RECORDS PROVIDED:
○ ○ ○ ○ ○

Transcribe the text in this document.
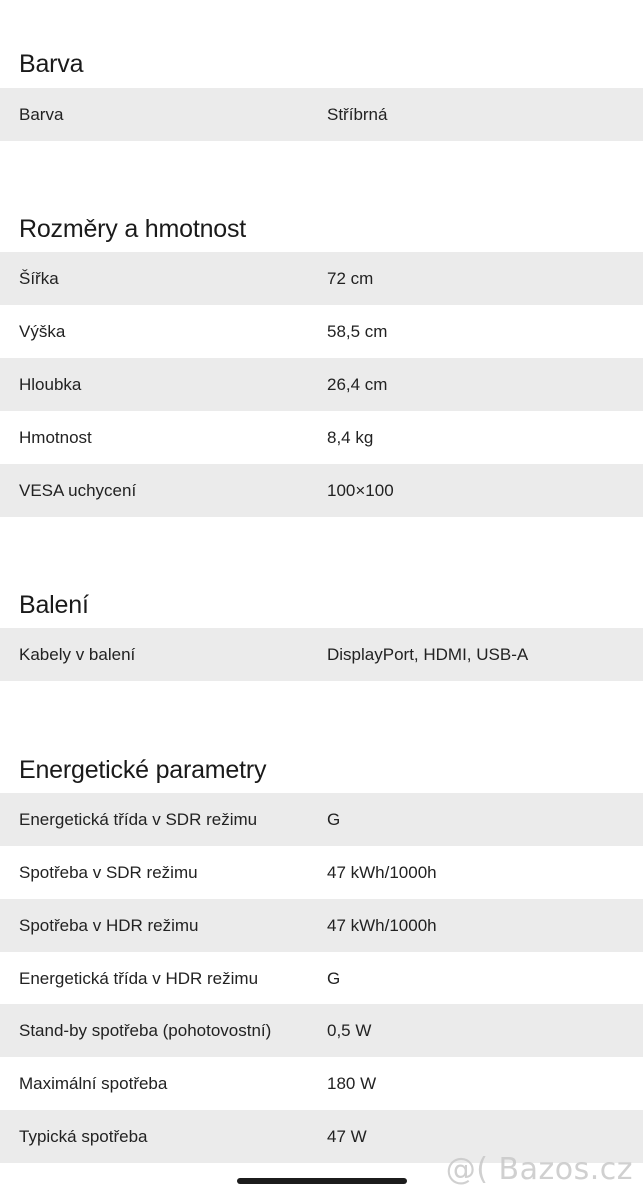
Barva
Barva	Stříbrná
Rozměry a hmotnost
Šířka	72 cm
Výška	58,5 cm
Hloubka	26,4 cm
Hmotnost	8,4 kg
VESA uchycení	100×100
Balení
Kabely v balení	DisplayPort, HDMI, USB-A
Energetické parametry
Energetická třída v SDR režimu	G
Spotřeba v SDR režimu	47 kWh/1000h
Spotřeba v HDR režimu	47 kWh/1000h
Energetická třída v HDR režimu	G
Stand-by spotřeba (pohotovostní)	0,5 W
Maximální spotřeba	180 W
Typická spotřeba	47 W
@( Bazos.cz
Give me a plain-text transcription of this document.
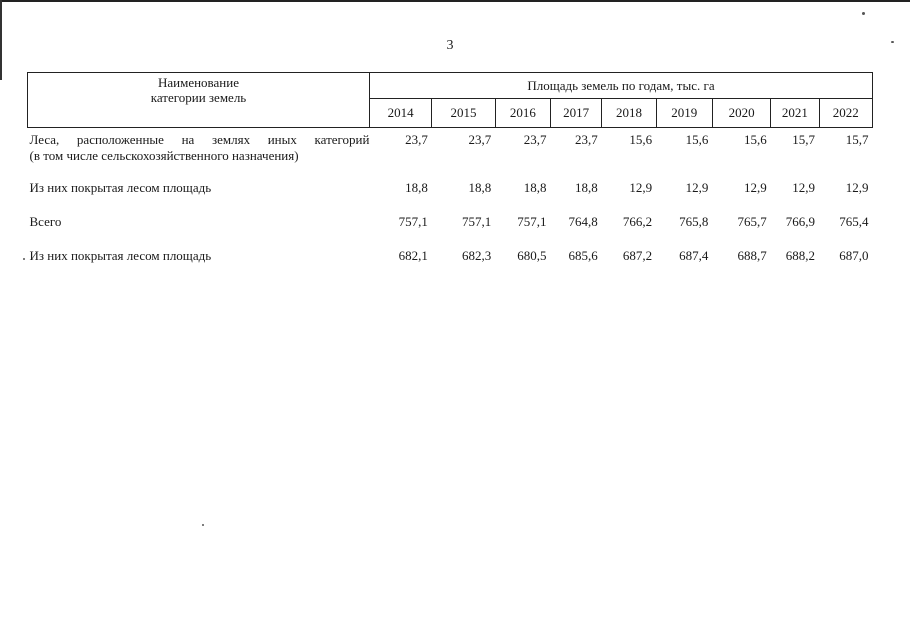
3
Наименование
категории земель	Площадь земель по годам, тыс. га								
	2014	2015	2016	2017	2018	2019	2020	2021	2022

Леса, расположенные на землях иных категорий
(в том числе сельскохозяйственного назначения)	23,7	23,7	23,7	23,7	15,6	15,6	15,6	15,7	15,7
Из них покрытая лесом площадь	18,8	18,8	18,8	18,8	12,9	12,9	12,9	12,9	12,9
Всего	757,1	757,1	757,1	764,8	766,2	765,8	765,7	766,9	765,4
Из них покрытая лесом площадь	682,1	682,3	680,5	685,6	687,2	687,4	688,7	688,2	687,0
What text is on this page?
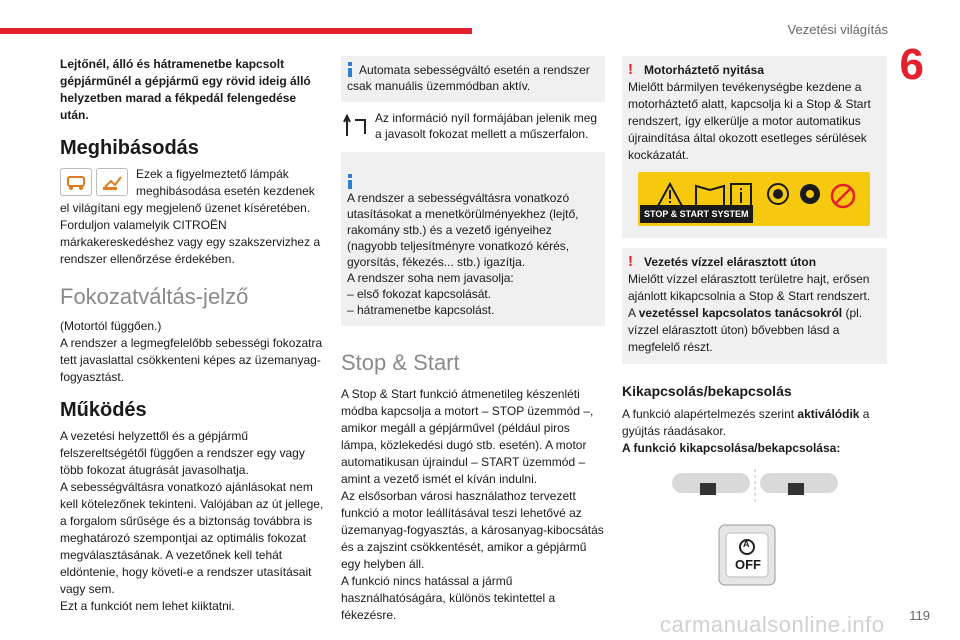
Vezetési világítás
6
119
carmanualsonline.info

Lejtőnél, álló és hátramenetbe kapcsolt gépjárműnél a gépjármű egy rövid ideig álló helyzetben marad a fékpedál felengedése után.

Meghibásodás

Ezek a figyelmeztető lámpák meghibásodása esetén kezdenek el világítani egy megjelenő üzenet kíséretében. Forduljon valamelyik CITROËN márkakereskedéshez vagy egy szakszervizhez a rendszer ellenőrzése érdekében.

Fokozatváltás-jelző

(Motortól függően.)
A rendszer a legmegfelelőbb sebességi fokozatra tett javaslattal csökkenteni képes az üzemanyag-fogyasztást.

Működés

A vezetési helyzettől és a gépjármű felszereltségétől függően a rendszer egy vagy több fokozat átugrását javasolhatja.
A sebességváltásra vonatkozó ajánlásokat nem kell kötelezőnek tekinteni. Valójában az út jellege, a forgalom sűrűsége és a biztonság továbbra is meghatározó szempontjai az optimális fokozat megválasztásának. A vezetőnek kell tehát eldöntenie, hogy követi-e a rendszer utasításait vagy sem.
Ezt a funkciót nem lehet kiiktatni.

Automata sebességváltó esetén a rendszer csak manuális üzemmódban aktív.
Az információ nyíl formájában jelenik meg a javasolt fokozat mellett a műszerfalon.

A rendszer a sebességváltásra vonatkozó utasításokat a menetkörülményekhez (lejtő, rakomány stb.) és a vezető igényeihez (nagyobb teljesítményre vonatkozó kérés, gyorsítás, fékezés... stb.) igazítja.
A rendszer soha nem javasolja:
– első fokozat kapcsolását.
– hátramenetbe kapcsolást.

Stop & Start

A Stop & Start funkció átmenetileg készenléti módba kapcsolja a motort – STOP üzemmód –, amikor megáll a gépjárművel (például piros lámpa, közlekedési dugó stb. esetén). A motor automatikusan újraindul – START üzemmód – amint a vezető ismét el kíván indulni.
Az elsősorban városi használathoz tervezett funkció a motor leállításával teszi lehetővé az üzemanyag-fogyasztás, a károsanyag-kibocsátás és a zajszint csökkentését, amikor a gépjármű egy helyben áll.
A funkció nincs hatással a jármű használhatóságára, különös tekintettel a fékezésre.

! Motorháztető nyitása

Mielőtt bármilyen tevékenységbe kezdene a motorháztető alatt, kapcsolja ki a Stop & Start rendszert, így elkerülje a motor automatikus újraindítása által okozott esetleges sérülések kockázatát.

STOP & START SYSTEM
! Vezetés vízzel elárasztott úton

Mielőtt vízzel elárasztott területre hajt, erősen ajánlott kikapcsolnia a Stop & Start rendszert.

A vezetéssel kapcsolatos tanácsokról (pl. vízzel elárasztott úton) bővebben lásd a megfelelő részt.

Kikapcsolás/bekapcsolás

A funkció alapértelmezés szerint aktiválódik a gyújtás ráadásakor.

A funkció kikapcsolása/bekapcsolása:

A
OFF
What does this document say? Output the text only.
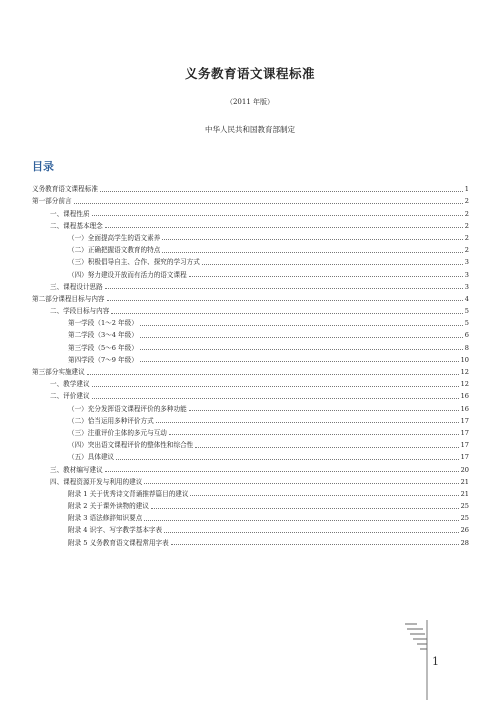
义务教育语文课程标准
（2011 年版）
中华人民共和国教育部制定
目录
义务教育语文课程标准	1
第一部分前言	2
一、课程性质	2
二、课程基本理念	2
（一）全面提高学生的语文素养	2
（二）正确把握语文教育的特点	2
（三）积极倡导自主、合作、探究的学习方式	3
（四）努力建设开放而有活力的语文课程	3
三、课程设计思路	3
第二部分课程目标与内容	4
二、学段目标与内容	5
第一学段（1～2 年级）	5
第二学段（3～4 年级）	6
第三学段（5～6 年级）	8
第四学段（7～9 年级）	10
第三部分实施建议	12
一、教学建议	12
二、评价建议	16
（一）充分发挥语文课程评价的多种功能	16
（二）恰当运用多种评价方式	17
（三）注重评价主体的多元与互动	17
（四）突出语文课程评价的整体性和综合性	17
（五）具体建议	17
三、教材编写建议	20
四、课程资源开发与利用的建议	21
附录 1 关于优秀诗文背诵推荐篇目的建议	21
附录 2 关于课外读物的建议	25
附录 3 语法修辞知识要点	25
附录 4 识字、写字教学基本字表	26
附录 5 义务教育语文课程常用字表	28
1
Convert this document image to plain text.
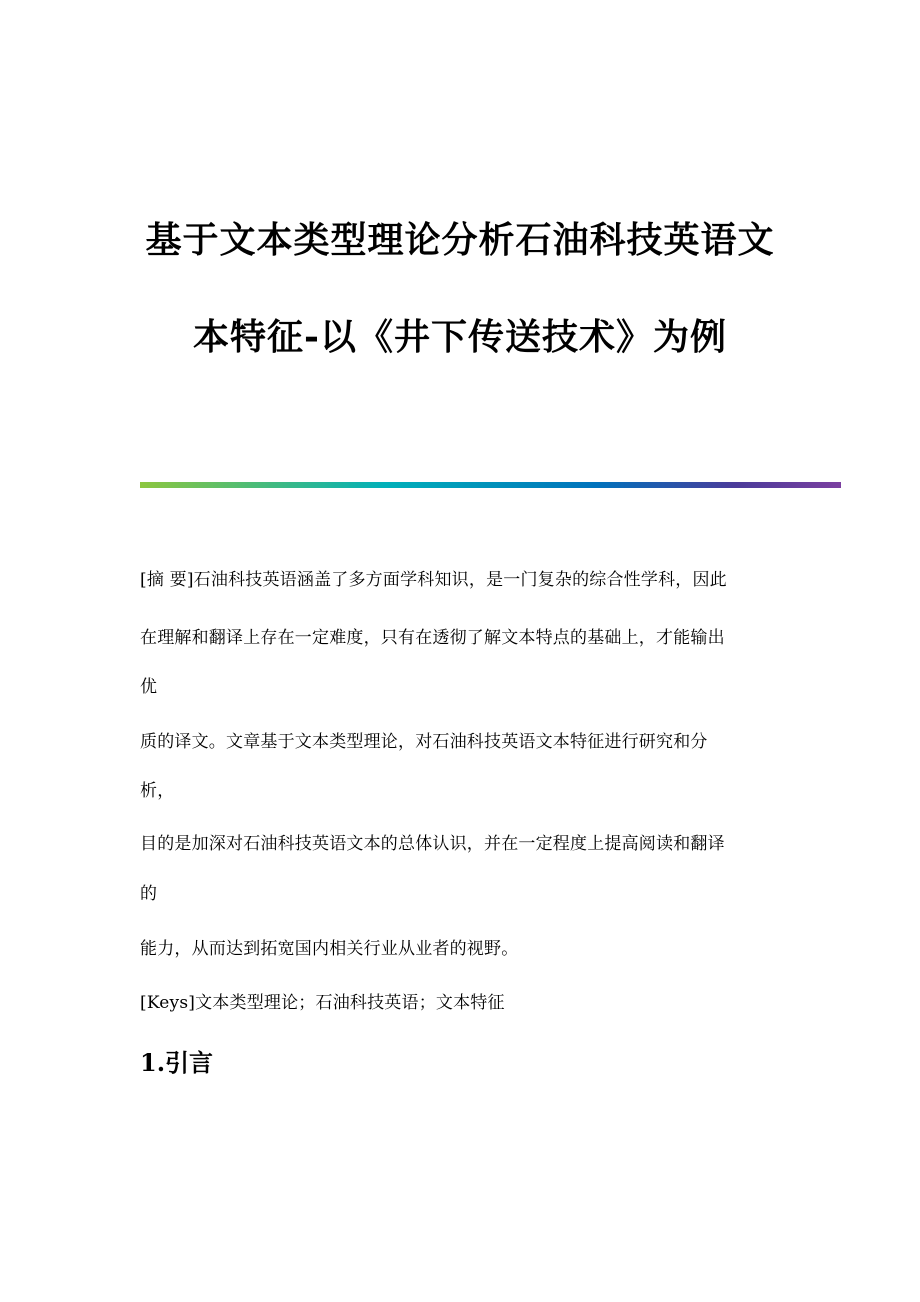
基于文本类型理论分析石油科技英语文
本特征-以《井下传送技术》为例
[摘 要]石油科技英语涵盖了多方面学科知识，是一门复杂的综合性学科，因此
在理解和翻译上存在一定难度，只有在透彻了解文本特点的基础上，才能输出
优
质的译文。文章基于文本类型理论，对石油科技英语文本特征进行研究和分
析，
目的是加深对石油科技英语文本的总体认识，并在一定程度上提高阅读和翻译
的
能力，从而达到拓宽国内相关行业从业者的视野。
[Keys]文本类型理论；石油科技英语；文本特征
1.引言
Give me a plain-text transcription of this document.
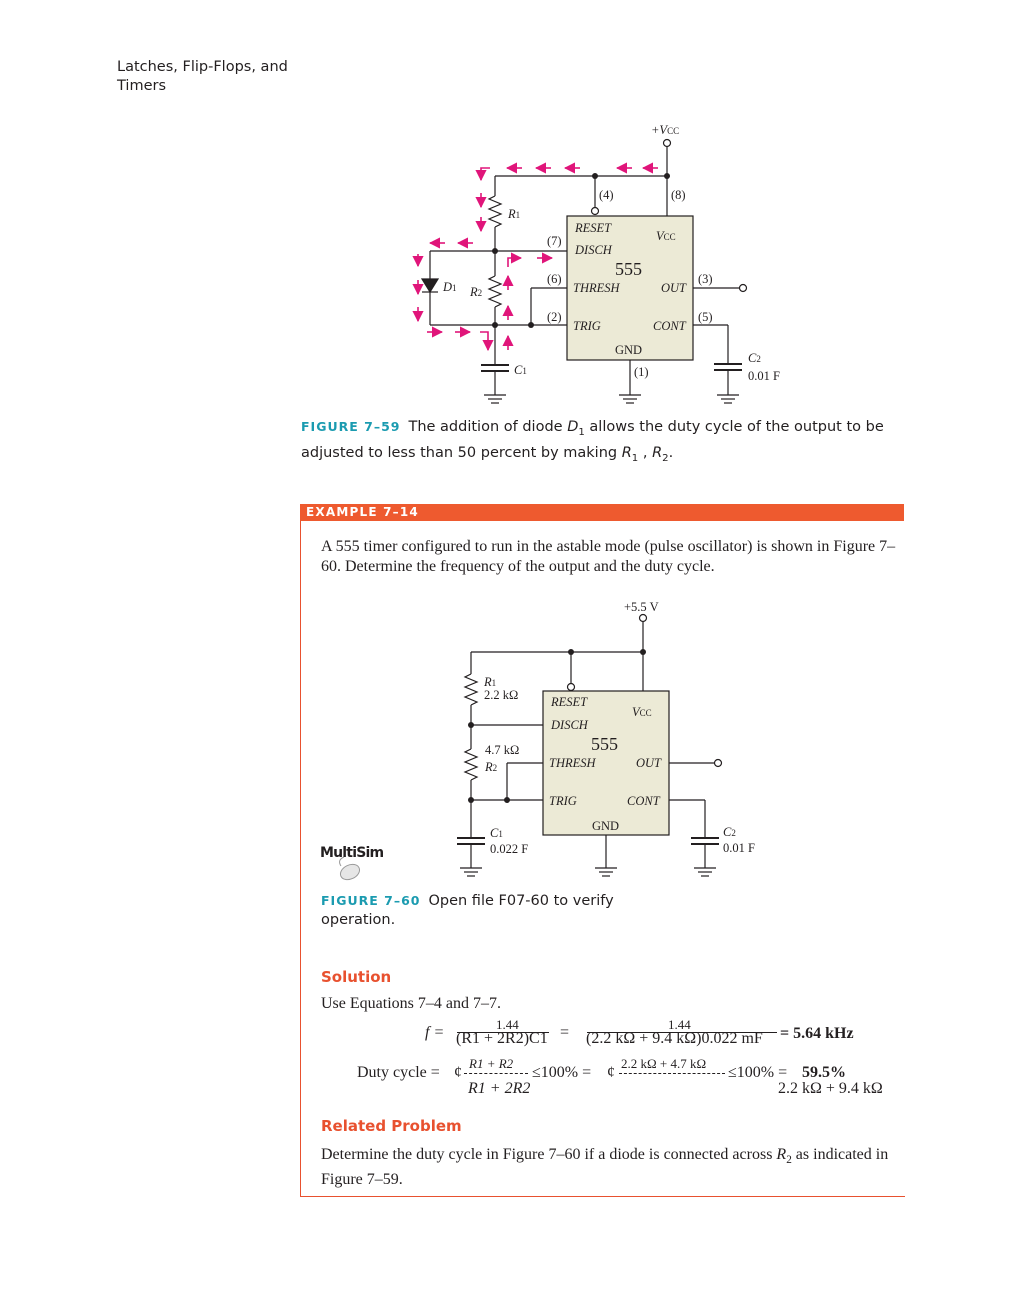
Latches, Flip-Flops, and Timers
555
RESET
DISCH
THRESH
TRIG
VCC
OUT
CONT
GND
(4)	(8)
(7)
(6)
(2)
(3)
(5)
(1)
+VCC
R1
R2
D1
C1
C2
0.01 F
FIGURE 7–59 The addition of diode $D_1$ allows the duty cycle of the output to be adjusted to less than 50 percent by making $R_1$ , $R_2$.
EXAMPLE 7–14
A 555 timer configured to run in the astable mode (pulse oscillator) is shown in Figure 7–60. Determine the frequency of the output and the duty cycle.
555
RESET
DISCH
THRESH
TRIG
VCC
OUT
CONT
GND
+5.5 V
R1
2.2 kΩ
4.7 kΩ
R2
C1
0.022 F
C2
0.01 F
MultiSim
FIGURE 7–60 Open file F07-60 to verify operation.
Solution
Use Equations 7–4 and 7–7.
f =	1.44
(R1 + 2R2)C1 =	1.44
(2.2 kΩ + 9.4 kΩ)0.022 mF = 5.64 kHz
Duty cycle = ¢
R1 + R2
R1 + 2R2
≤100% = ¢
2.2 kΩ + 4.7 kΩ
≤100% = 59.5%
2.2 kΩ + 9.4 kΩ
Related Problem
Determine the duty cycle in Figure 7–60 if a diode is connected across $R_2$ as indicated in Figure 7–59.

○ ○ ○ ○ ○

REQUIRED TASK: Pictures in the records above are left out; print everything else exactly as written.

RESULT:
Transcribe the text in this document.
Barva
Barva	Stříbrná
Rozměry a hmotnost
Šířka	72 cm
Výška	58,5 cm
Hloubka	26,4 cm
Hmotnost	8,4 kg
VESA uchycení	100×100
Balení
Kabely v balení	DisplayPort, HDMI, USB-A
Energetické parametry
Energetická třída v SDR režimu	G
Spotřeba v SDR režimu	47 kWh/1000h
Spotřeba v HDR režimu	47 kWh/1000h
Energetická třída v HDR režimu	G
Stand-by spotřeba (pohotovostní)	0,5 W
Maximální spotřeba	180 W
Typická spotřeba	47 W
@( Bazos.cz
Give me a plain-text transcription of this document.
3
Наименование
категории земель	Площадь земель по годам, тыс. га								
	2014	2015	2016	2017	2018	2019	2020	2021	2022

Леса, расположенные на землях иных категорий
(в том числе сельскохозяйственного назначения)	23,7	23,7	23,7	23,7	15,6	15,6	15,6	15,7	15,7
Из них покрытая лесом площадь	18,8	18,8	18,8	18,8	12,9	12,9	12,9	12,9	12,9
Всего	757,1	757,1	757,1	764,8	766,2	765,8	765,7	766,9	765,4
Из них покрытая лесом площадь	682,1	682,3	680,5	685,6	687,2	687,4	688,7	688,2	687,0
What text is on this page?
Vezetési világítás
6
119
carmanualsonline.info

Lejtőnél, álló és hátramenetbe kapcsolt gépjárműnél a gépjármű egy rövid ideig álló helyzetben marad a fékpedál felengedése után.

Meghibásodás

Ezek a figyelmeztető lámpák meghibásodása esetén kezdenek el világítani egy megjelenő üzenet kíséretében. Forduljon valamelyik CITROËN márkakereskedéshez vagy egy szakszervizhez a rendszer ellenőrzése érdekében.

Fokozatváltás-jelző

(Motortól függően.)
A rendszer a legmegfelelőbb sebességi fokozatra tett javaslattal csökkenteni képes az üzemanyag-fogyasztást.

Működés

A vezetési helyzettől és a gépjármű felszereltségétől függően a rendszer egy vagy több fokozat átugrását javasolhatja.
A sebességváltásra vonatkozó ajánlásokat nem kell kötelezőnek tekinteni. Valójában az út jellege, a forgalom sűrűsége és a biztonság továbbra is meghatározó szempontjai az optimális fokozat megválasztásának. A vezetőnek kell tehát eldöntenie, hogy követi-e a rendszer utasításait vagy sem.
Ezt a funkciót nem lehet kiiktatni.

Automata sebességváltó esetén a rendszer csak manuális üzemmódban aktív.
Az információ nyíl formájában jelenik meg a javasolt fokozat mellett a műszerfalon.

A rendszer a sebességváltásra vonatkozó utasításokat a menetkörülményekhez (lejtő, rakomány stb.) és a vezető igényeihez (nagyobb teljesítményre vonatkozó kérés, gyorsítás, fékezés... stb.) igazítja.
A rendszer soha nem javasolja:
– első fokozat kapcsolását.
– hátramenetbe kapcsolást.

Stop & Start

A Stop & Start funkció átmenetileg készenléti módba kapcsolja a motort – STOP üzemmód –, amikor megáll a gépjárművel (például piros lámpa, közlekedési dugó stb. esetén). A motor automatikusan újraindul – START üzemmód – amint a vezető ismét el kíván indulni.
Az elsősorban városi használathoz tervezett funkció a motor leállításával teszi lehetővé az üzemanyag-fogyasztás, a károsanyag-kibocsátás és a zajszint csökkentését, amikor a gépjármű egy helyben áll.
A funkció nincs hatással a jármű használhatóságára, különös tekintettel a fékezésre.

! Motorháztető nyitása

Mielőtt bármilyen tevékenységbe kezdene a motorháztető alatt, kapcsolja ki a Stop & Start rendszert, így elkerülje a motor automatikus újraindítása által okozott esetleges sérülések kockázatát.

STOP & START SYSTEM
! Vezetés vízzel elárasztott úton

Mielőtt vízzel elárasztott területre hajt, erősen ajánlott kikapcsolnia a Stop & Start rendszert.

A vezetéssel kapcsolatos tanácsokról (pl. vízzel elárasztott úton) bővebben lásd a megfelelő részt.

Kikapcsolás/bekapcsolás

A funkció alapértelmezés szerint aktiválódik a gyújtás ráadásakor.

A funkció kikapcsolása/bekapcsolása:

A
OFF
What does this document say? Output the text only.
义务教育语文课程标准
（2011 年版）
中华人民共和国教育部制定
目录
义务教育语文课程标准	1
第一部分前言	2
一、课程性质	2
二、课程基本理念	2
（一）全面提高学生的语文素养	2
（二）正确把握语文教育的特点	2
（三）积极倡导自主、合作、探究的学习方式	3
（四）努力建设开放而有活力的语文课程	3
三、课程设计思路	3
第二部分课程目标与内容	4
二、学段目标与内容	5
第一学段（1～2 年级）	5
第二学段（3～4 年级）	6
第三学段（5～6 年级）	8
第四学段（7～9 年级）	10
第三部分实施建议	12
一、教学建议	12
二、评价建议	16
（一）充分发挥语文课程评价的多种功能	16
（二）恰当运用多种评价方式	17
（三）注重评价主体的多元与互动	17
（四）突出语文课程评价的整体性和综合性	17
（五）具体建议	17
三、教材编写建议	20
四、课程资源开发与利用的建议	21
附录 1 关于优秀诗文背诵推荐篇目的建议	21
附录 2 关于课外读物的建议	25
附录 3 语法修辞知识要点	25
附录 4 识字、写字教学基本字表	26
附录 5 义务教育语文课程常用字表	28
1
Convert this document image to plain text.
基于文本类型理论分析石油科技英语文
本特征-以《井下传送技术》为例
[摘 要]石油科技英语涵盖了多方面学科知识，是一门复杂的综合性学科，因此
在理解和翻译上存在一定难度，只有在透彻了解文本特点的基础上，才能输出
优
质的译文。文章基于文本类型理论，对石油科技英语文本特征进行研究和分
析，
目的是加深对石油科技英语文本的总体认识，并在一定程度上提高阅读和翻译
的
能力，从而达到拓宽国内相关行业从业者的视野。
[Keys]文本类型理论；石油科技英语；文本特征
1.引言
Give me a plain-text transcription of this document.
Latches, Flip-Flops, and Timers
555
RESET
DISCH
THRESH
TRIG
VCC
OUT
CONT
GND
(4)	(8)
(7)
(6)
(2)
(3)
(5)
(1)
+VCC
R1
R2
D1
C1
C2
0.01 F
FIGURE 7–59 The addition of diode $D_1$ allows the duty cycle of the output to be adjusted to less than 50 percent by making $R_1$ , $R_2$.
EXAMPLE 7–14
A 555 timer configured to run in the astable mode (pulse oscillator) is shown in Figure 7–60. Determine the frequency of the output and the duty cycle.
555
RESET
DISCH
THRESH
TRIG
VCC
OUT
CONT
GND
+5.5 V
R1
2.2 kΩ
4.7 kΩ
R2
C1
0.022 F
C2
0.01 F
MultiSim
FIGURE 7–60 Open file F07-60 to verify operation.
Solution
Use Equations 7–4 and 7–7.
f =	1.44
(R1 + 2R2)C1 =	1.44
(2.2 kΩ + 9.4 kΩ)0.022 mF = 5.64 kHz
Duty cycle = ¢
R1 + R2
R1 + 2R2
≤100% = ¢
2.2 kΩ + 4.7 kΩ
≤100% = 59.5%
2.2 kΩ + 9.4 kΩ
Related Problem
Determine the duty cycle in Figure 7–60 if a diode is connected across $R_2$ as indicated in Figure 7–59.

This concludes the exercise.